▶ [Exercise prompt]
Find the lines holding the word "光が丘ふれあいセンター" and collect them.
— Start Records shown —
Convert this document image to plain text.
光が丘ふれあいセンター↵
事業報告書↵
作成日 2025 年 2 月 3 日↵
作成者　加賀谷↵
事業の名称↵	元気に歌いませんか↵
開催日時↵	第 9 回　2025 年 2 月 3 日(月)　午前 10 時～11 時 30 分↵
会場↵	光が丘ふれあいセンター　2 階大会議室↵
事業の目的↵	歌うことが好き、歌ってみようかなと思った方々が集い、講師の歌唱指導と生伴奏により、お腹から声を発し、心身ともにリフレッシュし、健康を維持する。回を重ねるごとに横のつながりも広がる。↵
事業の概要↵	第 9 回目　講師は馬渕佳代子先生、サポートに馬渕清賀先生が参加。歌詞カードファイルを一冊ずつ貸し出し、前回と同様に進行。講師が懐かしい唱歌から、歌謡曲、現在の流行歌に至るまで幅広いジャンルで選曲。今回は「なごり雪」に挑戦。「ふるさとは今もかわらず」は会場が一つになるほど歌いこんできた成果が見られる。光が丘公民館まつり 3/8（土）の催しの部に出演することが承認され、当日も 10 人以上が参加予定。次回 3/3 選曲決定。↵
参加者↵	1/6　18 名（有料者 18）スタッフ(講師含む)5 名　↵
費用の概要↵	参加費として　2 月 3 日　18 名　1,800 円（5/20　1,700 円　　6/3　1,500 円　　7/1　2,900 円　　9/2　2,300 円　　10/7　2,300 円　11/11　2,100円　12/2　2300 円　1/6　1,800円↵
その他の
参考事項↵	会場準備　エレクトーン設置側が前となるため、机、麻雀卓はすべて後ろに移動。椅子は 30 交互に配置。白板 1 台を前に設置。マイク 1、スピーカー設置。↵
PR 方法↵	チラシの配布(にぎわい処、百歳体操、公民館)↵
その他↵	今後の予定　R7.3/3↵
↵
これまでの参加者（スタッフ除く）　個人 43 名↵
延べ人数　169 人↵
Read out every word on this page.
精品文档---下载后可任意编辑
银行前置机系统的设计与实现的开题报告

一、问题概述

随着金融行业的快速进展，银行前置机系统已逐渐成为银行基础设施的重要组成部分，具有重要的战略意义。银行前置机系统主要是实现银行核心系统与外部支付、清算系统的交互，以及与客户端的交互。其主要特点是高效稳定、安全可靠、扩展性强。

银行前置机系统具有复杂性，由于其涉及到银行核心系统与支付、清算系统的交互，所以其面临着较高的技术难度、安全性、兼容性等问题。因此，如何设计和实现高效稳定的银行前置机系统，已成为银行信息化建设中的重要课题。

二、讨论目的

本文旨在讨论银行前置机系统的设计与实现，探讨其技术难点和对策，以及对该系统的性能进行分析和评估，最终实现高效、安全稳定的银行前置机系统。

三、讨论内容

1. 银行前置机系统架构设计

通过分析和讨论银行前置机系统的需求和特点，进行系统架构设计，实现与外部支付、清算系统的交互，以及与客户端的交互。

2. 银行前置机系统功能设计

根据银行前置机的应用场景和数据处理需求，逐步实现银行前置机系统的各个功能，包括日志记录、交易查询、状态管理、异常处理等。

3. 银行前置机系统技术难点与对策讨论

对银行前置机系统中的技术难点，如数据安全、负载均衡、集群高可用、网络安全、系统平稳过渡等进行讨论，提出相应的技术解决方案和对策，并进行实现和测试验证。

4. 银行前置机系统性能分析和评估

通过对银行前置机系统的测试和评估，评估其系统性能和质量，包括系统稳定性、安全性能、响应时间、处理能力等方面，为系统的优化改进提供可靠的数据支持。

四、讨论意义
— End Records shown —
▶ [Solution to this task]
光が丘ふれあいセンター↵
会場↵	光が丘ふれあいセンター　2 階大会議室↵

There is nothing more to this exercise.